--- EXERCISE DIRECTIONS ---
Write every entry out again exactly, please, and skip the pictures.

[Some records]
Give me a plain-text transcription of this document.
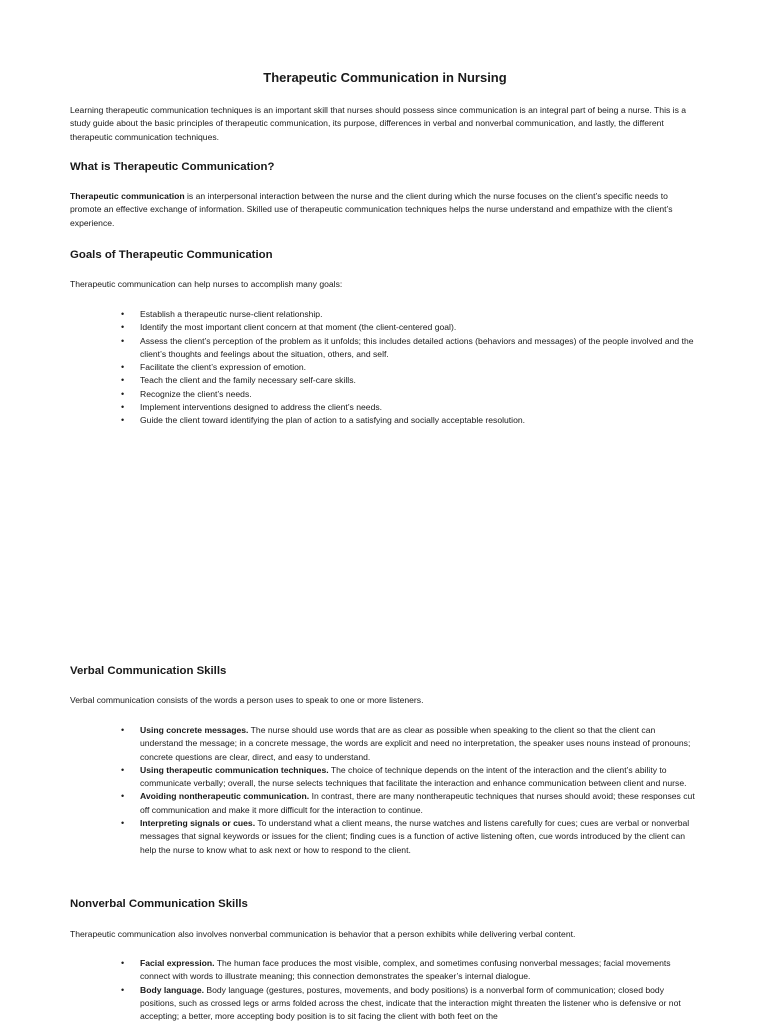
Therapeutic Communication in Nursing

Learning therapeutic communication techniques is an important skill that nurses should possess since communication is an integral part of being a nurse. This is a study guide about the basic principles of therapeutic communication, its purpose, differences in verbal and nonverbal communication, and lastly, the different therapeutic communication techniques.

What is Therapeutic Communication?

Therapeutic communication is an interpersonal interaction between the nurse and the client during which the nurse focuses on the client’s specific needs to promote an effective exchange of information. Skilled use of therapeutic communication techniques helps the nurse understand and empathize with the client’s experience.

Goals of Therapeutic Communication

Therapeutic communication can help nurses to accomplish many goals:

• Establish a therapeutic nurse-client relationship.
• Identify the most important client concern at that moment (the client-centered goal).
• Assess the client’s perception of the problem as it unfolds; this includes detailed actions (behaviors and messages) of the people involved and the client’s thoughts and feelings about the situation, others, and self.
• Facilitate the client’s expression of emotion.
• Teach the client and the family necessary self-care skills.
• Recognize the client’s needs.
• Implement interventions designed to address the client’s needs.
• Guide the client toward identifying the plan of action to a satisfying and socially acceptable resolution.
Verbal Communication Skills

Verbal communication consists of the words a person uses to speak to one or more listeners.

• Using concrete messages. The nurse should use words that are as clear as possible when speaking to the client so that the client can understand the message; in a concrete message, the words are explicit and need no interpretation, the speaker uses nouns instead of pronouns; concrete questions are clear, direct, and easy to understand.
• Using therapeutic communication techniques. The choice of technique depends on the intent of the interaction and the client’s ability to communicate verbally; overall, the nurse selects techniques that facilitate the interaction and enhance communication between client and nurse.
• Avoiding nontherapeutic communication. In contrast, there are many nontherapeutic techniques that nurses should avoid; these responses cut off communication and make it more difficult for the interaction to continue.
• Interpreting signals or cues. To understand what a client means, the nurse watches and listens carefully for cues; cues are verbal or nonverbal messages that signal keywords or issues for the client; finding cues is a function of active listening often, cue words introduced by the client can help the nurse to know what to ask next or how to respond to the client.
Nonverbal Communication Skills

Therapeutic communication also involves nonverbal communication is behavior that a person exhibits while delivering verbal content.

• Facial expression. The human face produces the most visible, complex, and sometimes confusing nonverbal messages; facial movements connect with words to illustrate meaning; this connection demonstrates the speaker’s internal dialogue.
• Body language. Body language (gestures, postures, movements, and body positions) is a nonverbal form of communication; closed body positions, such as crossed legs or arms folded across the chest, indicate that the interaction might threaten the listener who is defensive or not accepting; a better, more accepting body position is to sit facing the client with both feet on the
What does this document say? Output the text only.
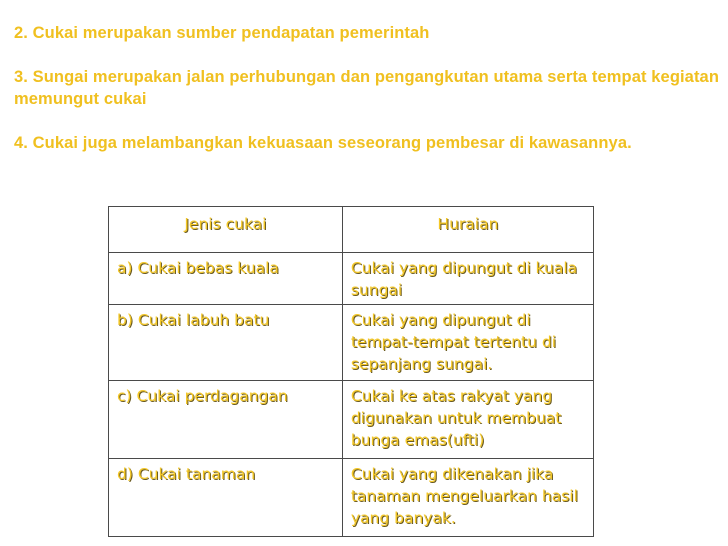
2. Cukai merupakan sumber pendapatan pemerintah

3. Sungai merupakan jalan perhubungan dan pengangkutan utama serta tempat kegiatan memungut cukai

4. Cukai juga melambangkan kekuasaan seseorang pembesar di kawasannya.

Jenis cukai	Huraian
a) Cukai bebas kuala	Cukai yang dipungut di kuala sungai
b) Cukai labuh batu	Cukai yang dipungut di tempat-tempat tertentu di sepanjang sungai.
c) Cukai perdagangan	Cukai ke atas rakyat yang digunakan untuk membuat bunga emas(ufti)
d) Cukai tanaman	Cukai yang dikenakan jika tanaman mengeluarkan hasil yang banyak.
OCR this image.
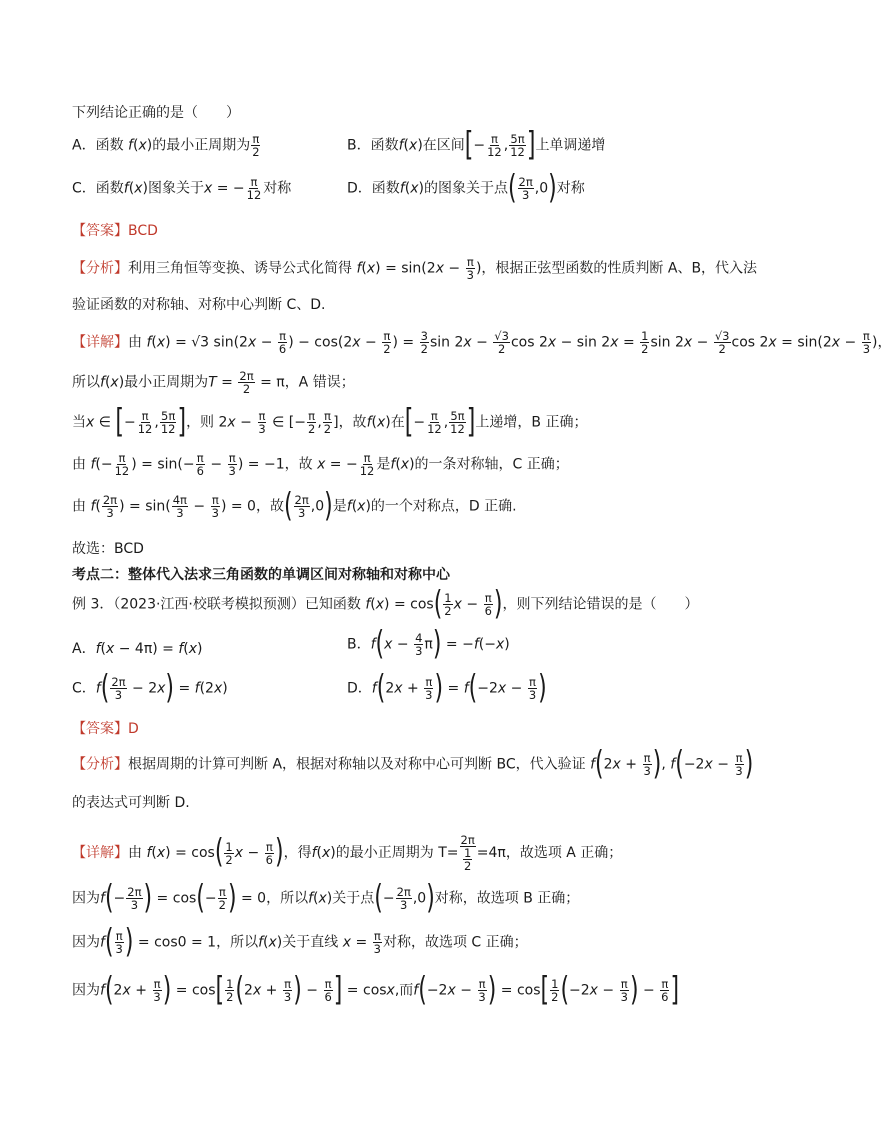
下列结论正确的是（　　）
A．函数 f(x)的最小正周期为 $\frac{\pi}{2}$	B．函数f(x)在区间[− $\frac{\pi}{12}$ , $\frac{5\pi}{12}$ ]上单调递增
C．函数f(x)图象关于x = − $\frac{\pi}{12}$ 对称	D．函数f(x)的图象关于点( $\frac{2\pi}{3} ,0$)对称
【答案】BCD
【分析】利用三角恒等变换、诱导公式化简得 $f(x) = \sin(2x - \frac{\pi}{3}$ )，根据正弦型函数的性质判断 A、B，代入法
验证函数的对称轴、对称中心判断 C、D.
【详解】由 f(x) = √3 $\sin(2x - \frac{\pi}{6}$ ) − $\cos(2x - \frac{\pi}{2}$ ) = $\frac{3}{2}$ $\sin 2x - \frac{√3}{2}$ $\cos 2x - \sin 2x = \frac{1}{2}$ $\sin 2x - \frac{√3}{2}$ $\cos 2x = \sin(2x - \frac{\pi}{3}$ )，
所以f(x)最小正周期为$T = \frac{2\pi}{2} = \pi$，A 错误；
当x ∈ [− $\frac{\pi}{12}$ , $\frac{5\pi}{12}$ ]，则 $2x - \frac{\pi}{3}$ ∈ [− $\frac{\pi}{2}$ , $\frac{\pi}{2}$ ]，故f(x)在[− $\frac{\pi}{12}$ , $\frac{5\pi}{12}$ ]上递增，B 正确；
由 $f(- \frac{\pi}{12}$ ) = $\sin(- \frac{\pi}{6} - \frac{\pi}{3}$ ) = −1，故 x = − $\frac{\pi}{12}$ 是f(x)的一条对称轴，C 正确；
由 $f( \frac{2\pi}{3}$ ) = $\sin( \frac{4\pi}{3} - \frac{\pi}{3}$ ) = 0，故( $\frac{2\pi}{3} ,0$)是f(x)的一个对称点，D 正确.
故选：BCD
考点二：整体代入法求三角函数的单调区间对称轴和对称中心
例 3．（2023·江西·校联考模拟预测）已知函数 $f(x) = \cos( \frac{1}{2}$ $x - \frac{\pi}{6}$ )，则下列结论错误的是（　　）
A．f(x − 4π) = f(x)	B．$f(x - \frac{4}{3} \pi) = -f(-x)$
C．$f( \frac{2\pi}{3} - 2x) = f(2x)$	D．$f(2x + \frac{\pi}{3}$ ) = $f(-2x - \frac{\pi}{3}$ )
【答案】D
【分析】根据周期的计算可判断 A，根据对称轴以及对称中心可判断 BC，代入验证 $f(2x + \frac{\pi}{3}$ ), $f(-2x - \frac{\pi}{3}$ )
的表达式可判断 D.
【详解】由 $f(x) = \cos( \frac{1}{2}$ $x - \frac{\pi}{6}$ )，得f(x)的最小正周期为 $T= \frac{2\pi}{\frac{1}{2}} =4\pi$，故选项 A 正确；
因为$f(- \frac{2\pi}{3}$ ) = $\cos(- \frac{\pi}{2}$ ) = 0，所以f(x)关于点(− $\frac{2\pi}{3} ,0$)对称，故选项 B 正确；
因为$f( \frac{\pi}{3}$ ) = cos0 = 1，所以f(x)关于直线 $x = \frac{\pi}{3}$ 对称，故选项 C 正确；
因为$f(2x + \frac{\pi}{3}$ ) = $\cos[ \frac{1}{2} (2x + \frac{\pi}{3}$ ) − $\frac{\pi}{6}$ ] = cosx,而$f(-2x - \frac{\pi}{3}$ ) = $\cos[ \frac{1}{2} (-2x - \frac{\pi}{3}$ ) − $\frac{\pi}{6}$ ]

--- RESPONSE TO THE TASK ---
Give me a plain-text transcription of this document.
Therapeutic Communication in Nursing

Learning therapeutic communication techniques is an important skill that nurses should possess since communication is an integral part of being a nurse. This is a study guide about the basic principles of therapeutic communication, its purpose, differences in verbal and nonverbal communication, and lastly, the different therapeutic communication techniques.

What is Therapeutic Communication?

Therapeutic communication is an interpersonal interaction between the nurse and the client during which the nurse focuses on the client’s specific needs to promote an effective exchange of information. Skilled use of therapeutic communication techniques helps the nurse understand and empathize with the client’s experience.

Goals of Therapeutic Communication

Therapeutic communication can help nurses to accomplish many goals:

• Establish a therapeutic nurse-client relationship.
• Identify the most important client concern at that moment (the client-centered goal).
• Assess the client’s perception of the problem as it unfolds; this includes detailed actions (behaviors and messages) of the people involved and the client’s thoughts and feelings about the situation, others, and self.
• Facilitate the client’s expression of emotion.
• Teach the client and the family necessary self-care skills.
• Recognize the client’s needs.
• Implement interventions designed to address the client’s needs.
• Guide the client toward identifying the plan of action to a satisfying and socially acceptable resolution.
Verbal Communication Skills

Verbal communication consists of the words a person uses to speak to one or more listeners.

• Using concrete messages. The nurse should use words that are as clear as possible when speaking to the client so that the client can understand the message; in a concrete message, the words are explicit and need no interpretation, the speaker uses nouns instead of pronouns; concrete questions are clear, direct, and easy to understand.
• Using therapeutic communication techniques. The choice of technique depends on the intent of the interaction and the client’s ability to communicate verbally; overall, the nurse selects techniques that facilitate the interaction and enhance communication between client and nurse.
• Avoiding nontherapeutic communication. In contrast, there are many nontherapeutic techniques that nurses should avoid; these responses cut off communication and make it more difficult for the interaction to continue.
• Interpreting signals or cues. To understand what a client means, the nurse watches and listens carefully for cues; cues are verbal or nonverbal messages that signal keywords or issues for the client; finding cues is a function of active listening often, cue words introduced by the client can help the nurse to know what to ask next or how to respond to the client.
Nonverbal Communication Skills

Therapeutic communication also involves nonverbal communication is behavior that a person exhibits while delivering verbal content.

• Facial expression. The human face produces the most visible, complex, and sometimes confusing nonverbal messages; facial movements connect with words to illustrate meaning; this connection demonstrates the speaker’s internal dialogue.
• Body language. Body language (gestures, postures, movements, and body positions) is a nonverbal form of communication; closed body positions, such as crossed legs or arms folded across the chest, indicate that the interaction might threaten the listener who is defensive or not accepting; a better, more accepting body position is to sit facing the client with both feet on the
What does this document say? Output the text only.
2. Cukai merupakan sumber pendapatan pemerintah

3. Sungai merupakan jalan perhubungan dan pengangkutan utama serta tempat kegiatan memungut cukai

4. Cukai juga melambangkan kekuasaan seseorang pembesar di kawasannya.

Jenis cukai	Huraian
a) Cukai bebas kuala	Cukai yang dipungut di kuala sungai
b) Cukai labuh batu	Cukai yang dipungut di tempat-tempat tertentu di sepanjang sungai.
c) Cukai perdagangan	Cukai ke atas rakyat yang digunakan untuk membuat bunga emas(ufti)
d) Cukai tanaman	Cukai yang dikenakan jika tanaman mengeluarkan hasil yang banyak.
OCR this image.
下列结论正确的是（　　）
A．函数 f(x)的最小正周期为 $\frac{\pi}{2}$	B．函数f(x)在区间[− $\frac{\pi}{12}$ , $\frac{5\pi}{12}$ ]上单调递增
C．函数f(x)图象关于x = − $\frac{\pi}{12}$ 对称	D．函数f(x)的图象关于点( $\frac{2\pi}{3} ,0$)对称
【答案】BCD
【分析】利用三角恒等变换、诱导公式化简得 $f(x) = \sin(2x - \frac{\pi}{3}$ )，根据正弦型函数的性质判断 A、B，代入法
验证函数的对称轴、对称中心判断 C、D.
【详解】由 f(x) = √3 $\sin(2x - \frac{\pi}{6}$ ) − $\cos(2x - \frac{\pi}{2}$ ) = $\frac{3}{2}$ $\sin 2x - \frac{√3}{2}$ $\cos 2x - \sin 2x = \frac{1}{2}$ $\sin 2x - \frac{√3}{2}$ $\cos 2x = \sin(2x - \frac{\pi}{3}$ )，
所以f(x)最小正周期为$T = \frac{2\pi}{2} = \pi$，A 错误；
当x ∈ [− $\frac{\pi}{12}$ , $\frac{5\pi}{12}$ ]，则 $2x - \frac{\pi}{3}$ ∈ [− $\frac{\pi}{2}$ , $\frac{\pi}{2}$ ]，故f(x)在[− $\frac{\pi}{12}$ , $\frac{5\pi}{12}$ ]上递增，B 正确；
由 $f(- \frac{\pi}{12}$ ) = $\sin(- \frac{\pi}{6} - \frac{\pi}{3}$ ) = −1，故 x = − $\frac{\pi}{12}$ 是f(x)的一条对称轴，C 正确；
由 $f( \frac{2\pi}{3}$ ) = $\sin( \frac{4\pi}{3} - \frac{\pi}{3}$ ) = 0，故( $\frac{2\pi}{3} ,0$)是f(x)的一个对称点，D 正确.
故选：BCD
考点二：整体代入法求三角函数的单调区间对称轴和对称中心
例 3．（2023·江西·校联考模拟预测）已知函数 $f(x) = \cos( \frac{1}{2}$ $x - \frac{\pi}{6}$ )，则下列结论错误的是（　　）
A．f(x − 4π) = f(x)	B．$f(x - \frac{4}{3} \pi) = -f(-x)$
C．$f( \frac{2\pi}{3} - 2x) = f(2x)$	D．$f(2x + \frac{\pi}{3}$ ) = $f(-2x - \frac{\pi}{3}$ )
【答案】D
【分析】根据周期的计算可判断 A，根据对称轴以及对称中心可判断 BC，代入验证 $f(2x + \frac{\pi}{3}$ ), $f(-2x - \frac{\pi}{3}$ )
的表达式可判断 D.
【详解】由 $f(x) = \cos( \frac{1}{2}$ $x - \frac{\pi}{6}$ )，得f(x)的最小正周期为 $T= \frac{2\pi}{\frac{1}{2}} =4\pi$，故选项 A 正确；
因为$f(- \frac{2\pi}{3}$ ) = $\cos(- \frac{\pi}{2}$ ) = 0，所以f(x)关于点(− $\frac{2\pi}{3} ,0$)对称，故选项 B 正确；
因为$f( \frac{\pi}{3}$ ) = cos0 = 1，所以f(x)关于直线 $x = \frac{\pi}{3}$ 对称，故选项 C 正确；
因为$f(2x + \frac{\pi}{3}$ ) = $\cos[ \frac{1}{2} (2x + \frac{\pi}{3}$ ) − $\frac{\pi}{6}$ ] = cosx,而$f(-2x - \frac{\pi}{3}$ ) = $\cos[ \frac{1}{2} (-2x - \frac{\pi}{3}$ ) − $\frac{\pi}{6}$ ]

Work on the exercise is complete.